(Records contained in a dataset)

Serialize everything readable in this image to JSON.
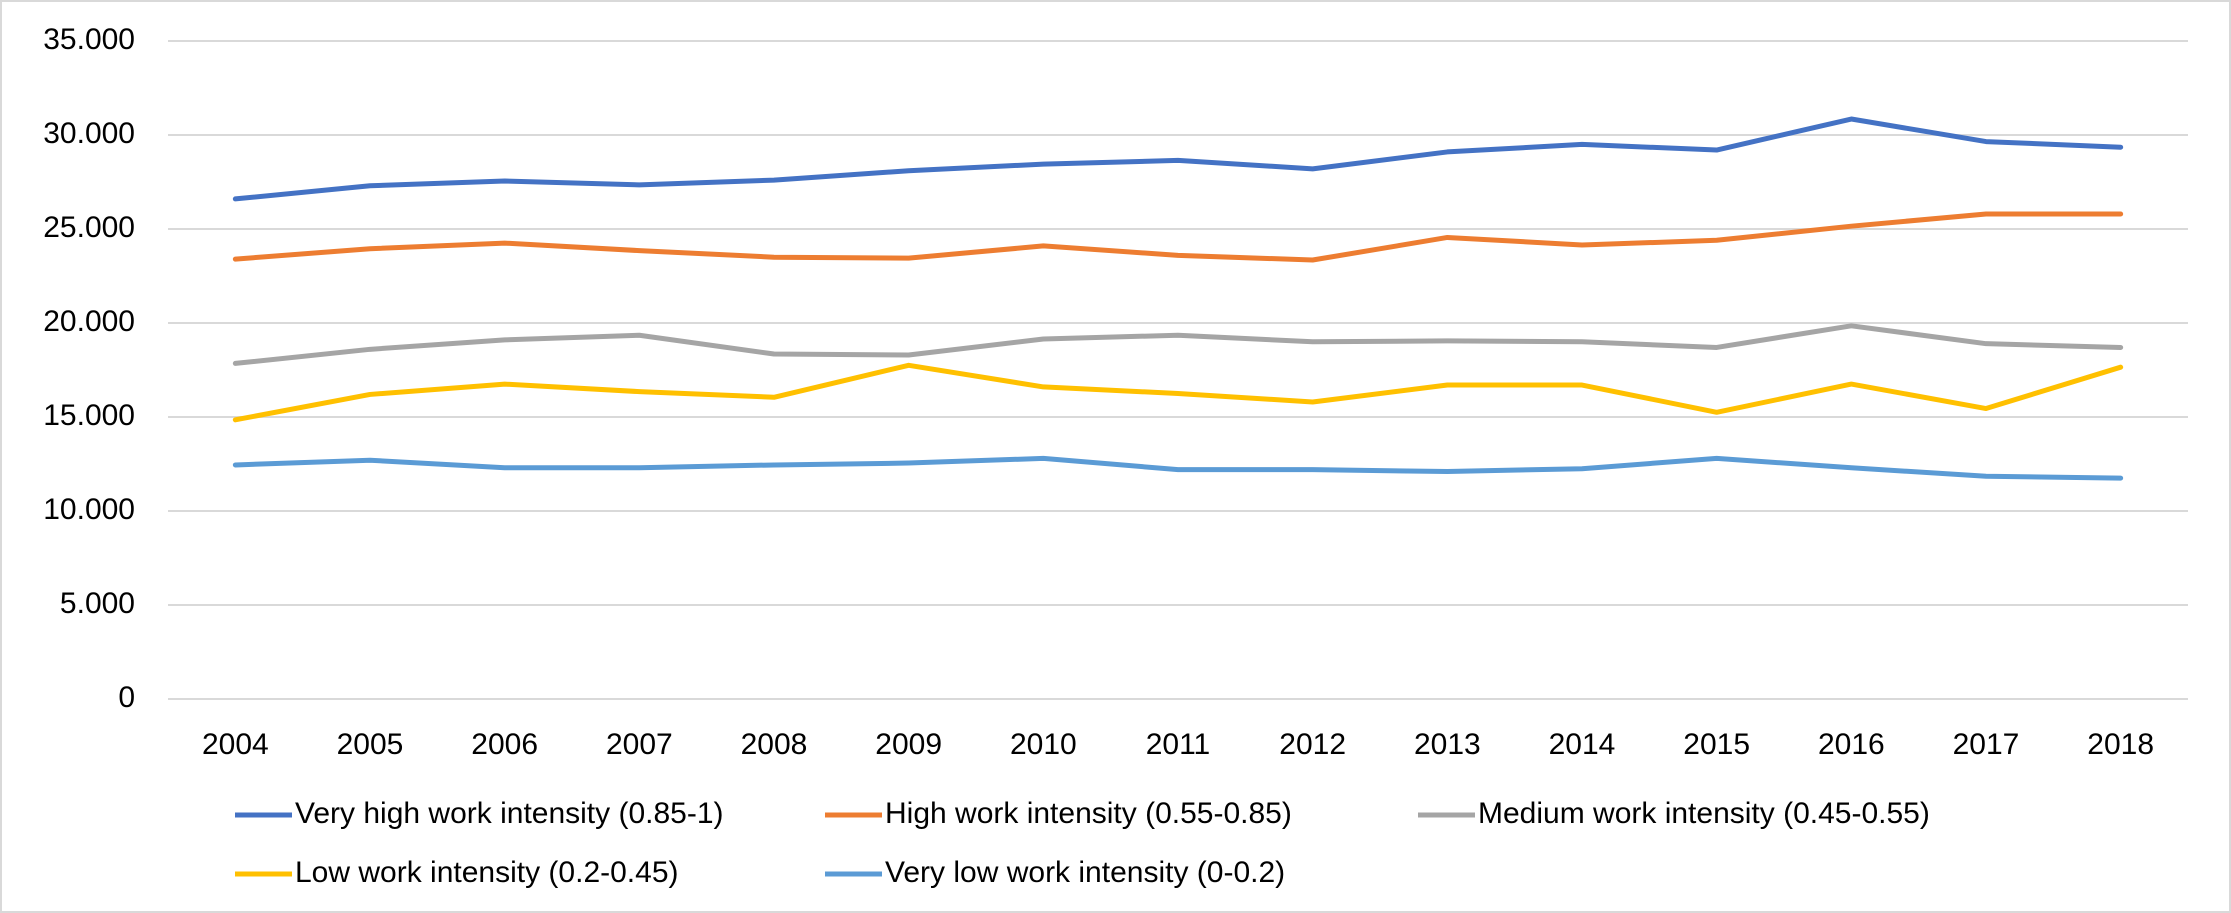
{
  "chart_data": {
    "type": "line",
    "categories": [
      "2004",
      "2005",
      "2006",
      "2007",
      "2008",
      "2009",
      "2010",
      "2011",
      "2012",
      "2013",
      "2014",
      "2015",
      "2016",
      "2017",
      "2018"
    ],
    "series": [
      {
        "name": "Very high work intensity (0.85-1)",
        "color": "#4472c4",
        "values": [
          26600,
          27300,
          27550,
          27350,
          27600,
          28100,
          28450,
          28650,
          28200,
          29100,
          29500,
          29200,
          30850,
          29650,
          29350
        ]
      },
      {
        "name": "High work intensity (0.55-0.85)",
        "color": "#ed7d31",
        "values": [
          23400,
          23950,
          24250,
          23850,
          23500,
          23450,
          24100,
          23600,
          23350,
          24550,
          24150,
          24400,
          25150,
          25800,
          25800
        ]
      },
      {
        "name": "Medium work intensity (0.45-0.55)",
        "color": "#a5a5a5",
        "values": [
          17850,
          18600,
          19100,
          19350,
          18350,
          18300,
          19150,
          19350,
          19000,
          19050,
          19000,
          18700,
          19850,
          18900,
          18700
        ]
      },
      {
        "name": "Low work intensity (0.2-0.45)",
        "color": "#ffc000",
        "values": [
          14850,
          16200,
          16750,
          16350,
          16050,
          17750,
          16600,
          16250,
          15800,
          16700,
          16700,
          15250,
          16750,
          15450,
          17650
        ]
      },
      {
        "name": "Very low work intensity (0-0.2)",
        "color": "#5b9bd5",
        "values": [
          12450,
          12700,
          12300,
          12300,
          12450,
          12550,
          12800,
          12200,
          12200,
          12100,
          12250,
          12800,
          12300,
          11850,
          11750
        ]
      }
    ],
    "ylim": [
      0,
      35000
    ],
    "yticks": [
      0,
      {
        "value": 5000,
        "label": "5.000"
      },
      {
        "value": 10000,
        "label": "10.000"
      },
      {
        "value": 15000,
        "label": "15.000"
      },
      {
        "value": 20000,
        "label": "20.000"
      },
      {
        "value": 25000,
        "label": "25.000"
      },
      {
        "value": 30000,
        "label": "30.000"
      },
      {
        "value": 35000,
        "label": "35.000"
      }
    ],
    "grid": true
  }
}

:: What is required ::
Extract each line holding the string "name".

:: Exercise answer ::
        "name": "Very high work intensity (0.85-1)",
        "name": "High work intensity (0.55-0.85)",
        "name": "Medium work intensity (0.45-0.55)",
        "name": "Low work intensity (0.2-0.45)",
        "name": "Very low work intensity (0-0.2)",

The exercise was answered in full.